(Records excerpted from a collection)
-.-.-
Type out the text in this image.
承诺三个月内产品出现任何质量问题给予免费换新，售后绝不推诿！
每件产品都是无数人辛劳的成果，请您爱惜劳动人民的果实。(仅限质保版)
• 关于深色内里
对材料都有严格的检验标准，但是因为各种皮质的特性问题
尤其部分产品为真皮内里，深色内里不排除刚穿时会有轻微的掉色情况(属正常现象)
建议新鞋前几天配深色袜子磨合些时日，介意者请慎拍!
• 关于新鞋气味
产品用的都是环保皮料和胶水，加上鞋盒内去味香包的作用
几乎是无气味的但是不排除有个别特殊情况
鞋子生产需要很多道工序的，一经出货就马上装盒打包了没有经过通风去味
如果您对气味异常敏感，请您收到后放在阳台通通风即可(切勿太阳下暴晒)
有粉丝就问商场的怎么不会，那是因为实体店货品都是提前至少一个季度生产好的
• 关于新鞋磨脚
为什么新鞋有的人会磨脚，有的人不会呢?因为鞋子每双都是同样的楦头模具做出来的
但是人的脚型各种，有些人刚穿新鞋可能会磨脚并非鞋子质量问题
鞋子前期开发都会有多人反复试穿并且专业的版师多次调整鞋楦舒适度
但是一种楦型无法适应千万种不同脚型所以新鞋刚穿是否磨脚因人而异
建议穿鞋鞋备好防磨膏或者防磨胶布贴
-.-.-
### TASK TO COMPLETE
From the listing above, reproduce all the lines exactly.

### PROBLEM SOLUTION
Type out the text in this image.
承诺三个月内产品出现任何质量问题给予免费换新，售后绝不推诿！
每件产品都是无数人辛劳的成果，请您爱惜劳动人民的果实。(仅限质保版)
• 关于深色内里
对材料都有严格的检验标准，但是因为各种皮质的特性问题
尤其部分产品为真皮内里，深色内里不排除刚穿时会有轻微的掉色情况(属正常现象)
建议新鞋前几天配深色袜子磨合些时日，介意者请慎拍!
• 关于新鞋气味
产品用的都是环保皮料和胶水，加上鞋盒内去味香包的作用
几乎是无气味的但是不排除有个别特殊情况
鞋子生产需要很多道工序的，一经出货就马上装盒打包了没有经过通风去味
如果您对气味异常敏感，请您收到后放在阳台通通风即可(切勿太阳下暴晒)
有粉丝就问商场的怎么不会，那是因为实体店货品都是提前至少一个季度生产好的
• 关于新鞋磨脚
为什么新鞋有的人会磨脚，有的人不会呢?因为鞋子每双都是同样的楦头模具做出来的
但是人的脚型各种，有些人刚穿新鞋可能会磨脚并非鞋子质量问题
鞋子前期开发都会有多人反复试穿并且专业的版师多次调整鞋楦舒适度
但是一种楦型无法适应千万种不同脚型所以新鞋刚穿是否磨脚因人而异
建议穿鞋鞋备好防磨膏或者防磨胶布贴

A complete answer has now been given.